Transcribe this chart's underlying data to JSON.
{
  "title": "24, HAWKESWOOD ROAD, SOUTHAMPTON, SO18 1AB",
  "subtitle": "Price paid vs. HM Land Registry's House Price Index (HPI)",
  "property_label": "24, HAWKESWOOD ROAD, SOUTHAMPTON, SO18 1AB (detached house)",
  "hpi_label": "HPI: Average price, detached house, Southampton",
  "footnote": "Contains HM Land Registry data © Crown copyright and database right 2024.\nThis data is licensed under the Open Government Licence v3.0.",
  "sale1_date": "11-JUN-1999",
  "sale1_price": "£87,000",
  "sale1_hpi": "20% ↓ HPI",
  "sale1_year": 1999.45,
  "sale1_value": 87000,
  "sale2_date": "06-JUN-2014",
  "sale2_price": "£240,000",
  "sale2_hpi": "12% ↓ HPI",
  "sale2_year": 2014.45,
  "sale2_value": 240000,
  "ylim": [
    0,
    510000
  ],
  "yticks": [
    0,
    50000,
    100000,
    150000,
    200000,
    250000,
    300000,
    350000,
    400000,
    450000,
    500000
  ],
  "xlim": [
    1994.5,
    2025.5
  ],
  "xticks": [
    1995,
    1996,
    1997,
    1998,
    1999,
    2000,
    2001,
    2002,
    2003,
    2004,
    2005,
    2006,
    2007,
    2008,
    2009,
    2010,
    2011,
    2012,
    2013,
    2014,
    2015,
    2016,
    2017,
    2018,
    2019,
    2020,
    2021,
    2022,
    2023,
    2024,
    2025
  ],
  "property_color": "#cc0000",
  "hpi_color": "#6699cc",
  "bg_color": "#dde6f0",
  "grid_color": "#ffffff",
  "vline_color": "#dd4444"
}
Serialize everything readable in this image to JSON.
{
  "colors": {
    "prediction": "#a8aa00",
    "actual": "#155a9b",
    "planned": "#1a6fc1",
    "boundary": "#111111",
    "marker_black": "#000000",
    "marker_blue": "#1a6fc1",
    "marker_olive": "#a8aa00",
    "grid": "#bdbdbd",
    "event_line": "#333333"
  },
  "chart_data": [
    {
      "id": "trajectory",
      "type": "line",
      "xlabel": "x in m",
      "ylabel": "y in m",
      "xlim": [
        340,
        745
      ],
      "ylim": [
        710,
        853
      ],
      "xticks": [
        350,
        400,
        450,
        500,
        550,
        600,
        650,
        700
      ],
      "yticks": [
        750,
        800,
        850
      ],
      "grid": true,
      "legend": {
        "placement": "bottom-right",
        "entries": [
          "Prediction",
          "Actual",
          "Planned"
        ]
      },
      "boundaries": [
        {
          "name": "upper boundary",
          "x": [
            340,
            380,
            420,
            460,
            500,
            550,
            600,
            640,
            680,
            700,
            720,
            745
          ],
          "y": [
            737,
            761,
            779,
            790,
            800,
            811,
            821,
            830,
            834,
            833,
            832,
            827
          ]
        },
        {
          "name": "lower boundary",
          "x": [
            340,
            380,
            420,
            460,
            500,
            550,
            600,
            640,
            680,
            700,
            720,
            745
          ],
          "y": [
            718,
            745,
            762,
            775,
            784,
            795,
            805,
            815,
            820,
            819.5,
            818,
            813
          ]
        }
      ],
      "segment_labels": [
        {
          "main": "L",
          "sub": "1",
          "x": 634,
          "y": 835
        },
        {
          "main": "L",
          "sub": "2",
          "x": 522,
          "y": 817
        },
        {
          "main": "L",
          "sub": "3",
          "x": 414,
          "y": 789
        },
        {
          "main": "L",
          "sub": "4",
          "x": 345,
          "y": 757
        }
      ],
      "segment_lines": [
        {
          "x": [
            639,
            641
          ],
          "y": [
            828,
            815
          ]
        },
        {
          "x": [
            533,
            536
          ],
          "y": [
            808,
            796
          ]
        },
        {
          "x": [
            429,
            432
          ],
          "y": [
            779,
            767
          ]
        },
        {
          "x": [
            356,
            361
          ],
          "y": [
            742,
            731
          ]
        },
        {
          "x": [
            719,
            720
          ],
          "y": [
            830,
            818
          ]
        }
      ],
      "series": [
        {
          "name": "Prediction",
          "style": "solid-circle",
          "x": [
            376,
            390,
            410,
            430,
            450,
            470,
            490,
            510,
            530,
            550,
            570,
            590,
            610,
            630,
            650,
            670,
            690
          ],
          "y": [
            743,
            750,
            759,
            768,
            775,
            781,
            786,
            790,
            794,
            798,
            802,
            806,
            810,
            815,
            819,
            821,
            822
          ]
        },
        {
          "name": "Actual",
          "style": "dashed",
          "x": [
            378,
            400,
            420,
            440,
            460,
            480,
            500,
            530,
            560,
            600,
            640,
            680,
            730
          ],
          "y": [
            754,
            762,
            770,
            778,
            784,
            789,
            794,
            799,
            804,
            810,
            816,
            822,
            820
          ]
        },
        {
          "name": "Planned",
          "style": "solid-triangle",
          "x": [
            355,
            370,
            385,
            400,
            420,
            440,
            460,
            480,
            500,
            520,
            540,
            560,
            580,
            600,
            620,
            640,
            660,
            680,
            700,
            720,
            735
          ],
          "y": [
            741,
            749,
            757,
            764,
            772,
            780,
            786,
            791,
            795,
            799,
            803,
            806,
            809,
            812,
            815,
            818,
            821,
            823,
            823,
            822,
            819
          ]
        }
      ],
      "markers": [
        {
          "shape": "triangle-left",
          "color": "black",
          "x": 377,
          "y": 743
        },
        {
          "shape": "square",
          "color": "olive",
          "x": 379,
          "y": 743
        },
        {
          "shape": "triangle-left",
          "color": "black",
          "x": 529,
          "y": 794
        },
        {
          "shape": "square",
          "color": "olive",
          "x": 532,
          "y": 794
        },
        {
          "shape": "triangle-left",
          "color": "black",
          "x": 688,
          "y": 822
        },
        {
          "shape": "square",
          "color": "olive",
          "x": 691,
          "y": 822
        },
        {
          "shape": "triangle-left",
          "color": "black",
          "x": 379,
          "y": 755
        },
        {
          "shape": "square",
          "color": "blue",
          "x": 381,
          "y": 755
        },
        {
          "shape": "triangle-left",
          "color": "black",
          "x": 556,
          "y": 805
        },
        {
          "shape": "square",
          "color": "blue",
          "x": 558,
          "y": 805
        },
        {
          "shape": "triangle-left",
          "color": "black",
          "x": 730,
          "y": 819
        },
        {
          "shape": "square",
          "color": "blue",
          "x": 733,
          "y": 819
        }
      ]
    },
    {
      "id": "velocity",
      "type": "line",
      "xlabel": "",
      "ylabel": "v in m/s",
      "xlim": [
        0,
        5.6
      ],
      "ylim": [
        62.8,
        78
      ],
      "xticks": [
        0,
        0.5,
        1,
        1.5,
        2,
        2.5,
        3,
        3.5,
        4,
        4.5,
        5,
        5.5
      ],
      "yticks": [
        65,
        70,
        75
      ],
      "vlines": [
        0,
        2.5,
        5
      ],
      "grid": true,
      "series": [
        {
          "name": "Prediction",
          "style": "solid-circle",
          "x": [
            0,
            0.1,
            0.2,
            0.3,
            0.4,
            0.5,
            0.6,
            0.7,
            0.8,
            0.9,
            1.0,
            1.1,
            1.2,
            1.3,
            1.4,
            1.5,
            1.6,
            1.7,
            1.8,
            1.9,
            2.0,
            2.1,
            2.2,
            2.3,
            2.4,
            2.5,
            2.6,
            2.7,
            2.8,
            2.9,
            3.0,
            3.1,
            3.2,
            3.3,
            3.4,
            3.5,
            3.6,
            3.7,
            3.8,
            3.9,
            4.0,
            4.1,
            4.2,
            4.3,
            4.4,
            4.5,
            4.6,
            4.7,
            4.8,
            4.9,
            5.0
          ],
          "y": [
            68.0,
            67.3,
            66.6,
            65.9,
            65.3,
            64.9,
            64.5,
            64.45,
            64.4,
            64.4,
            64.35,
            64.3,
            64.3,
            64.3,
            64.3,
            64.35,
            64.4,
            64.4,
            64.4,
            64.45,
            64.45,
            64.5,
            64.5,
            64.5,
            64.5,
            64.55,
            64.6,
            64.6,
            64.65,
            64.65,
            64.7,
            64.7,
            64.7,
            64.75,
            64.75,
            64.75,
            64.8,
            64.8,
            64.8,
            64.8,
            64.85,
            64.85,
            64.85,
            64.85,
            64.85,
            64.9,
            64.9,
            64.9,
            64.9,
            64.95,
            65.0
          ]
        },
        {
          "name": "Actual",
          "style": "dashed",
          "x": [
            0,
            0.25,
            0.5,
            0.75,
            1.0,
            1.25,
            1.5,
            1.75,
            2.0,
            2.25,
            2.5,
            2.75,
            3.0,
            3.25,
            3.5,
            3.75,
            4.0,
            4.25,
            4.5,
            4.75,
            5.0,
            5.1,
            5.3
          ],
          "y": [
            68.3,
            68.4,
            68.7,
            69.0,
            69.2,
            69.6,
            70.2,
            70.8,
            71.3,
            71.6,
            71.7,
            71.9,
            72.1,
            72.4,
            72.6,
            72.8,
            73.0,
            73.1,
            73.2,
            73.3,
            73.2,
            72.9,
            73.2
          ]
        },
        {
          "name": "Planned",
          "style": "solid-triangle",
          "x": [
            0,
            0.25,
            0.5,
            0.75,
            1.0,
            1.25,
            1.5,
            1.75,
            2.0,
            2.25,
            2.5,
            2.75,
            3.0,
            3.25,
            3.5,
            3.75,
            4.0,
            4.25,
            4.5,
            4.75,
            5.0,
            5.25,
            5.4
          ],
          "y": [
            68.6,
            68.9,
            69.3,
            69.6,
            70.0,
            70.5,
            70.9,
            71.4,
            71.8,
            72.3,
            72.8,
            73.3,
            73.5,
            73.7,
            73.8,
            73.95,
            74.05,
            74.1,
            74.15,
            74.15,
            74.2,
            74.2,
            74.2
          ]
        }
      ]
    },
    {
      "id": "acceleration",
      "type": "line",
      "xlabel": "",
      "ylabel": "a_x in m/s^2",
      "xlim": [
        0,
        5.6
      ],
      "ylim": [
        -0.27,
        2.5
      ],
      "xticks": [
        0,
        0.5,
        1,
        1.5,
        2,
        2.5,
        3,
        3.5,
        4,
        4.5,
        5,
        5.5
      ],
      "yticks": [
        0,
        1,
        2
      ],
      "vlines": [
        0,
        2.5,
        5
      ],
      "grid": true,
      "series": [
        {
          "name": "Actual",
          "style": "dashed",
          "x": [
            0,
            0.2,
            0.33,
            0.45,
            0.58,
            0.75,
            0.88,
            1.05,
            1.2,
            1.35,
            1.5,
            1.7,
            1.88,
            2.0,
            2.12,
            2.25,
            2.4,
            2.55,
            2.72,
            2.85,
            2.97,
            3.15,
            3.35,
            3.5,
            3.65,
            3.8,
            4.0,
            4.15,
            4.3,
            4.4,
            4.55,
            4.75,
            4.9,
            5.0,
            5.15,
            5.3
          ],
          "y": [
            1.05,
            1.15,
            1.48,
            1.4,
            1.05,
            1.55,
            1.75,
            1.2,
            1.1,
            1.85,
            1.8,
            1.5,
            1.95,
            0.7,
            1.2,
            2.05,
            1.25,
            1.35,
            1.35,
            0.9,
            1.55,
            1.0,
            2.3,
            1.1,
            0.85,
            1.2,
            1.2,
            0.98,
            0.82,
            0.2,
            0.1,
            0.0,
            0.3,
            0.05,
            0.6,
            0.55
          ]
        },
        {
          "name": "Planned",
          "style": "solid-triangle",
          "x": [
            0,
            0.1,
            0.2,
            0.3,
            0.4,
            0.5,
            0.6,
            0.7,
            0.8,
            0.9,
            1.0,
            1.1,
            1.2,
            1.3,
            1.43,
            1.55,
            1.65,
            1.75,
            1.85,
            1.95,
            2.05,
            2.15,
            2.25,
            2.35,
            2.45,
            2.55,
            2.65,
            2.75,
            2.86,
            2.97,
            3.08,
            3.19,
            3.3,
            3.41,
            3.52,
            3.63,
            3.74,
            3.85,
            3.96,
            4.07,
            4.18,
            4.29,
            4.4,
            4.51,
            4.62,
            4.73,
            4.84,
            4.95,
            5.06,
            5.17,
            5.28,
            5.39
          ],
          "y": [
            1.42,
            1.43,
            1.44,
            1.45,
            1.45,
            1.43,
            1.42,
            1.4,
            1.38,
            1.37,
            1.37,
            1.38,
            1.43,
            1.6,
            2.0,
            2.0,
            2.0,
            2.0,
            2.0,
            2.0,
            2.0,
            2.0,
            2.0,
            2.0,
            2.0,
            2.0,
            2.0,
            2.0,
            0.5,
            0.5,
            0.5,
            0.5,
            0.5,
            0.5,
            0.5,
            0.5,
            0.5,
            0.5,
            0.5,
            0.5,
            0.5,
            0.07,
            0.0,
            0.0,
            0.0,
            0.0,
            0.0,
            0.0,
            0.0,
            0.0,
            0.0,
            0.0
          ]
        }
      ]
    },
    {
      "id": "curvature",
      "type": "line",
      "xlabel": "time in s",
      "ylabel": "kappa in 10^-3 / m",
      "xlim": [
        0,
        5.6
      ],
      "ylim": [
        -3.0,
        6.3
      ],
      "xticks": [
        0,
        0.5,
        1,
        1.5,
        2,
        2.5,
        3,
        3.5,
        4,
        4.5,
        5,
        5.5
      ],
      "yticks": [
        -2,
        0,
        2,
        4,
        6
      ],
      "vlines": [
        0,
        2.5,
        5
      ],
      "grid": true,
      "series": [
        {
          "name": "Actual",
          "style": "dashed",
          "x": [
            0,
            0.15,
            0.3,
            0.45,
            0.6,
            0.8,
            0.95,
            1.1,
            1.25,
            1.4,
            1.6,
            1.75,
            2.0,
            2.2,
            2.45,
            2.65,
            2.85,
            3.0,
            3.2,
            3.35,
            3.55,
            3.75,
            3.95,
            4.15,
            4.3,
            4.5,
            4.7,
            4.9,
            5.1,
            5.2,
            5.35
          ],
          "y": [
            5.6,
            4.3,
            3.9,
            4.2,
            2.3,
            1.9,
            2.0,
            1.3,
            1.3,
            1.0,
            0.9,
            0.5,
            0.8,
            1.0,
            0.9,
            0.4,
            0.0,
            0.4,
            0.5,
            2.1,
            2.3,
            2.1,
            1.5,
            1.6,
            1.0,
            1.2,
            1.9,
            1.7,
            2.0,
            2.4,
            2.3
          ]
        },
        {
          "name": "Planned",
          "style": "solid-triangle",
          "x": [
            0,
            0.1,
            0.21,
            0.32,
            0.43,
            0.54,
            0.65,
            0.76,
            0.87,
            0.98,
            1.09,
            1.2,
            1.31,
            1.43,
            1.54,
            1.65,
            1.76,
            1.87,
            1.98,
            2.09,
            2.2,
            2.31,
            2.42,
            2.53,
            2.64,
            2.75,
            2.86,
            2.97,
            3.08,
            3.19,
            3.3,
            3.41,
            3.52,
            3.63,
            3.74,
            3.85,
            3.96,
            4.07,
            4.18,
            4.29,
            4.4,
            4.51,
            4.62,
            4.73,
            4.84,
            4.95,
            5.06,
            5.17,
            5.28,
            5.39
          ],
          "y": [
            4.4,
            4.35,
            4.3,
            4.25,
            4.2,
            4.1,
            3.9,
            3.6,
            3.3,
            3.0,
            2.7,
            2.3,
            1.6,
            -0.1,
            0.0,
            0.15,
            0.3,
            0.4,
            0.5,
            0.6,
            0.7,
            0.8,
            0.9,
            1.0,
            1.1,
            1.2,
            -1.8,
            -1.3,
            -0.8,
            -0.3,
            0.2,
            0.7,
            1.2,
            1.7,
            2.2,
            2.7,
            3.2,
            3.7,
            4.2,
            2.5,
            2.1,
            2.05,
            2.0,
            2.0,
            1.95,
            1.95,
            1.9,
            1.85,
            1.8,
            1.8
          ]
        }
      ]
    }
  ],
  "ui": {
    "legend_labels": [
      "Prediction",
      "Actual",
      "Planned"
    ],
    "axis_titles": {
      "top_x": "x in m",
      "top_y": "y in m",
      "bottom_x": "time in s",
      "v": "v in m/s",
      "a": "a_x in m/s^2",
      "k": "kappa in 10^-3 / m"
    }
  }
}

+++++

What this task involves
Say how many lines of the data include the string "xlabel". Nothing other than the number should be given.

Response for this exercise
4